## Exercise brief
Tell how many lines include the string "jedlimlx". Answer with a single number.

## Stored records
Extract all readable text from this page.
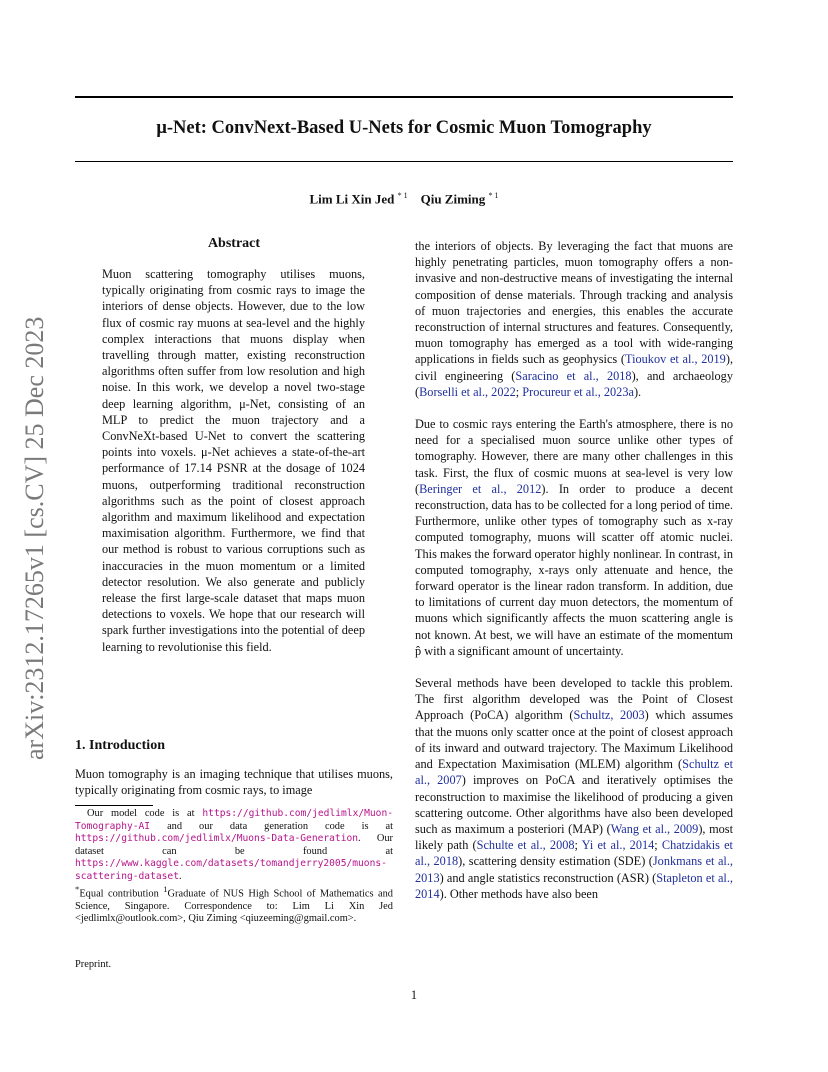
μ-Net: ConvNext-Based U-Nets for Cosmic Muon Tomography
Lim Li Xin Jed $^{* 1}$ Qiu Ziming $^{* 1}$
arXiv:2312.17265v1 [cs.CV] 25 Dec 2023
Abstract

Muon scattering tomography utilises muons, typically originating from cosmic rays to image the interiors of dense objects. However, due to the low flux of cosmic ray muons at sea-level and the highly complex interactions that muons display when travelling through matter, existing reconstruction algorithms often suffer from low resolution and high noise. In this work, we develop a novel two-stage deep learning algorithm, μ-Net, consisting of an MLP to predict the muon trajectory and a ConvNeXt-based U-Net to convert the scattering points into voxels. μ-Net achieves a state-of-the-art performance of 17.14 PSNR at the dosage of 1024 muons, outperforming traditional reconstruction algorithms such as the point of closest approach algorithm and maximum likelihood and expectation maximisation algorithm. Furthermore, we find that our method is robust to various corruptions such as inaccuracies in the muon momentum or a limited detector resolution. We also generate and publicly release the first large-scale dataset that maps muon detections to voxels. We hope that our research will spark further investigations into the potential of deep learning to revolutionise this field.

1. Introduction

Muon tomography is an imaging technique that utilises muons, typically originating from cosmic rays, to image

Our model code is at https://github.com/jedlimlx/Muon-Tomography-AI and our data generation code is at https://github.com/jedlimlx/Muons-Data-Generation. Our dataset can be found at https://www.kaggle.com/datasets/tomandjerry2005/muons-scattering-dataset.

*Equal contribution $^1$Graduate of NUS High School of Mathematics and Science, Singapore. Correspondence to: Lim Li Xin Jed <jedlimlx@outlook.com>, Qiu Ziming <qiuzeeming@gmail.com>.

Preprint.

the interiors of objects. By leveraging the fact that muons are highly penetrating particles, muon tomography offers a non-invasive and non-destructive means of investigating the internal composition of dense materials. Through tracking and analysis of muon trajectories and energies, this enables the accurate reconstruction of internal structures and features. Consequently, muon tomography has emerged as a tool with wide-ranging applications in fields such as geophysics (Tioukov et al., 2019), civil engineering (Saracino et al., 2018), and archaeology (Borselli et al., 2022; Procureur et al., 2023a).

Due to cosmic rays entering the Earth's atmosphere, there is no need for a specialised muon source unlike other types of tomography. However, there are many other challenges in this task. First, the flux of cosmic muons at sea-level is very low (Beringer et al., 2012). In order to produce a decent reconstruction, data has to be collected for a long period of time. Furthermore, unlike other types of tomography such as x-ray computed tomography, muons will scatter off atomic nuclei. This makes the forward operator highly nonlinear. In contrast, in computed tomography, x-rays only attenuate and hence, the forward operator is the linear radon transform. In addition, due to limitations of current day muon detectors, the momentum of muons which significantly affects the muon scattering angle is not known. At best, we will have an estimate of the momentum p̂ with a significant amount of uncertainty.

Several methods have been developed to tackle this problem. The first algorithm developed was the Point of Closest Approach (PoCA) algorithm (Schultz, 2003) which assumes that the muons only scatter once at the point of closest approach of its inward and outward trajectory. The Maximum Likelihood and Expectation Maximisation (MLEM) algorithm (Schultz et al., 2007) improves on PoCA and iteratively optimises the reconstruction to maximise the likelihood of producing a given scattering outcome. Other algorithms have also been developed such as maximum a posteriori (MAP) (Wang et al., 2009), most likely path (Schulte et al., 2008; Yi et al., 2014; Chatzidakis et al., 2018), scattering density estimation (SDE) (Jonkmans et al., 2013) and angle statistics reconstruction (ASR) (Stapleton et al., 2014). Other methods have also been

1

## Task response
2